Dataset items
>>

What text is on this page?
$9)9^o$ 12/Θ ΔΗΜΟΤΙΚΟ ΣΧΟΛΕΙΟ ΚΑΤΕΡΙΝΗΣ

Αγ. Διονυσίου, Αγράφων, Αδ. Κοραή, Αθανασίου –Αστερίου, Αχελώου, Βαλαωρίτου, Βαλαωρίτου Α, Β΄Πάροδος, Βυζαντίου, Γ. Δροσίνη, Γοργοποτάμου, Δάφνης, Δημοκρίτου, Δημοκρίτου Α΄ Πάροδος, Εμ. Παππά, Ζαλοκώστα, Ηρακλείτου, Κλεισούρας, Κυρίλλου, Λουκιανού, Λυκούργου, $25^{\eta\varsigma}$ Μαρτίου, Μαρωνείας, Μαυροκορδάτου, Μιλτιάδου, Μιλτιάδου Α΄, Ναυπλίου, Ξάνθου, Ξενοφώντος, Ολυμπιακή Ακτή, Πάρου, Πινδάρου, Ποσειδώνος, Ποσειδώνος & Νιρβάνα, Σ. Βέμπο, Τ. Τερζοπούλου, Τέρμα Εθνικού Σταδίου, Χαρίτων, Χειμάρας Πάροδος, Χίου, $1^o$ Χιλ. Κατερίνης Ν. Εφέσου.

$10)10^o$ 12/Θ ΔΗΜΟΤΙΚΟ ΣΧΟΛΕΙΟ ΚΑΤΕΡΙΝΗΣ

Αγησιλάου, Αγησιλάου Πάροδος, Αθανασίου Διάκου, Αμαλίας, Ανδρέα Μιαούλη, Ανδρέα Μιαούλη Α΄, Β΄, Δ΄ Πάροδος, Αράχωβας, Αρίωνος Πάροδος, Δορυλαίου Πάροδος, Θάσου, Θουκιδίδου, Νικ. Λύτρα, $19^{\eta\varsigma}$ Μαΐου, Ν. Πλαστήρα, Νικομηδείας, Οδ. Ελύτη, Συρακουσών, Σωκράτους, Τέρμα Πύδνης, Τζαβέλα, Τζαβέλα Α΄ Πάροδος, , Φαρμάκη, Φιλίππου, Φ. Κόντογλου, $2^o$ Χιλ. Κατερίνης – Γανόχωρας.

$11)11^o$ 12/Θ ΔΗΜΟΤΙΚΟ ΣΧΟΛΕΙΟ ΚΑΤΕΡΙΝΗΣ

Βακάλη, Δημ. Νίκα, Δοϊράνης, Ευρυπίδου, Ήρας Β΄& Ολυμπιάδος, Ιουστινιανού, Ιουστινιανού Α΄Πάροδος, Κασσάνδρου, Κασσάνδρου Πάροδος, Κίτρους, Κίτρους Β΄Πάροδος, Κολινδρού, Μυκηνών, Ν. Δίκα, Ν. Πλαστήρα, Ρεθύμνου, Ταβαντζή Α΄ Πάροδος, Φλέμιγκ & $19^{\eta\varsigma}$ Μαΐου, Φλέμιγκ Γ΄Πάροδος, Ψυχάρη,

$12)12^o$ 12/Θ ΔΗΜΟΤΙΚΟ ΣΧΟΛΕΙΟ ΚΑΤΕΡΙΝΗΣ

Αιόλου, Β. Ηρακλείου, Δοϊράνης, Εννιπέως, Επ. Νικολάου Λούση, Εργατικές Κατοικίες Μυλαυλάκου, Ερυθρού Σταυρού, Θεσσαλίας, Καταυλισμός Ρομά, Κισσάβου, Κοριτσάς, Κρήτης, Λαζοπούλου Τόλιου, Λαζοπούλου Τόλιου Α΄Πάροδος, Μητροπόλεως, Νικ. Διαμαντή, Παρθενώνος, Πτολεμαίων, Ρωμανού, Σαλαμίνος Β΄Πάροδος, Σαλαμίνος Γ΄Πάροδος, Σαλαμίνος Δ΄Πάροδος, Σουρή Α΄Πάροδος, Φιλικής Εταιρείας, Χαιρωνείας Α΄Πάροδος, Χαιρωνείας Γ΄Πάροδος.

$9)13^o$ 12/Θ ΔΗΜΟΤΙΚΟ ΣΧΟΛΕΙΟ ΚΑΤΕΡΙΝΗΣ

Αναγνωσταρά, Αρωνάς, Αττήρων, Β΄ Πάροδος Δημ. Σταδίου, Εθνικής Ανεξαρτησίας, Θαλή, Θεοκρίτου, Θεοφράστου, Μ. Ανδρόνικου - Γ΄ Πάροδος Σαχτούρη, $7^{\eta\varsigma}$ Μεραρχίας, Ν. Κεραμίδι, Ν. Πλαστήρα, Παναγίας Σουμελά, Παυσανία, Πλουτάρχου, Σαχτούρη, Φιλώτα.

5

<<

**Aim of the task**
Extract the data in full. Keep it word for word.

**Answer**
What text is on this page?
$9)9^o$ 12/Θ ΔΗΜΟΤΙΚΟ ΣΧΟΛΕΙΟ ΚΑΤΕΡΙΝΗΣ

Αγ. Διονυσίου, Αγράφων, Αδ. Κοραή, Αθανασίου –Αστερίου, Αχελώου, Βαλαωρίτου, Βαλαωρίτου Α, Β΄Πάροδος, Βυζαντίου, Γ. Δροσίνη, Γοργοποτάμου, Δάφνης, Δημοκρίτου, Δημοκρίτου Α΄ Πάροδος, Εμ. Παππά, Ζαλοκώστα, Ηρακλείτου, Κλεισούρας, Κυρίλλου, Λουκιανού, Λυκούργου, $25^{\eta\varsigma}$ Μαρτίου, Μαρωνείας, Μαυροκορδάτου, Μιλτιάδου, Μιλτιάδου Α΄, Ναυπλίου, Ξάνθου, Ξενοφώντος, Ολυμπιακή Ακτή, Πάρου, Πινδάρου, Ποσειδώνος, Ποσειδώνος & Νιρβάνα, Σ. Βέμπο, Τ. Τερζοπούλου, Τέρμα Εθνικού Σταδίου, Χαρίτων, Χειμάρας Πάροδος, Χίου, $1^o$ Χιλ. Κατερίνης Ν. Εφέσου.

$10)10^o$ 12/Θ ΔΗΜΟΤΙΚΟ ΣΧΟΛΕΙΟ ΚΑΤΕΡΙΝΗΣ

Αγησιλάου, Αγησιλάου Πάροδος, Αθανασίου Διάκου, Αμαλίας, Ανδρέα Μιαούλη, Ανδρέα Μιαούλη Α΄, Β΄, Δ΄ Πάροδος, Αράχωβας, Αρίωνος Πάροδος, Δορυλαίου Πάροδος, Θάσου, Θουκιδίδου, Νικ. Λύτρα, $19^{\eta\varsigma}$ Μαΐου, Ν. Πλαστήρα, Νικομηδείας, Οδ. Ελύτη, Συρακουσών, Σωκράτους, Τέρμα Πύδνης, Τζαβέλα, Τζαβέλα Α΄ Πάροδος, , Φαρμάκη, Φιλίππου, Φ. Κόντογλου, $2^o$ Χιλ. Κατερίνης – Γανόχωρας.

$11)11^o$ 12/Θ ΔΗΜΟΤΙΚΟ ΣΧΟΛΕΙΟ ΚΑΤΕΡΙΝΗΣ

Βακάλη, Δημ. Νίκα, Δοϊράνης, Ευρυπίδου, Ήρας Β΄& Ολυμπιάδος, Ιουστινιανού, Ιουστινιανού Α΄Πάροδος, Κασσάνδρου, Κασσάνδρου Πάροδος, Κίτρους, Κίτρους Β΄Πάροδος, Κολινδρού, Μυκηνών, Ν. Δίκα, Ν. Πλαστήρα, Ρεθύμνου, Ταβαντζή Α΄ Πάροδος, Φλέμιγκ & $19^{\eta\varsigma}$ Μαΐου, Φλέμιγκ Γ΄Πάροδος, Ψυχάρη,

$12)12^o$ 12/Θ ΔΗΜΟΤΙΚΟ ΣΧΟΛΕΙΟ ΚΑΤΕΡΙΝΗΣ

Αιόλου, Β. Ηρακλείου, Δοϊράνης, Εννιπέως, Επ. Νικολάου Λούση, Εργατικές Κατοικίες Μυλαυλάκου, Ερυθρού Σταυρού, Θεσσαλίας, Καταυλισμός Ρομά, Κισσάβου, Κοριτσάς, Κρήτης, Λαζοπούλου Τόλιου, Λαζοπούλου Τόλιου Α΄Πάροδος, Μητροπόλεως, Νικ. Διαμαντή, Παρθενώνος, Πτολεμαίων, Ρωμανού, Σαλαμίνος Β΄Πάροδος, Σαλαμίνος Γ΄Πάροδος, Σαλαμίνος Δ΄Πάροδος, Σουρή Α΄Πάροδος, Φιλικής Εταιρείας, Χαιρωνείας Α΄Πάροδος, Χαιρωνείας Γ΄Πάροδος.

$9)13^o$ 12/Θ ΔΗΜΟΤΙΚΟ ΣΧΟΛΕΙΟ ΚΑΤΕΡΙΝΗΣ

Αναγνωσταρά, Αρωνάς, Αττήρων, Β΄ Πάροδος Δημ. Σταδίου, Εθνικής Ανεξαρτησίας, Θαλή, Θεοκρίτου, Θεοφράστου, Μ. Ανδρόνικου - Γ΄ Πάροδος Σαχτούρη, $7^{\eta\varsigma}$ Μεραρχίας, Ν. Κεραμίδι, Ν. Πλαστήρα, Παναγίας Σουμελά, Παυσανία, Πλουτάρχου, Σαχτούρη, Φιλώτα.

5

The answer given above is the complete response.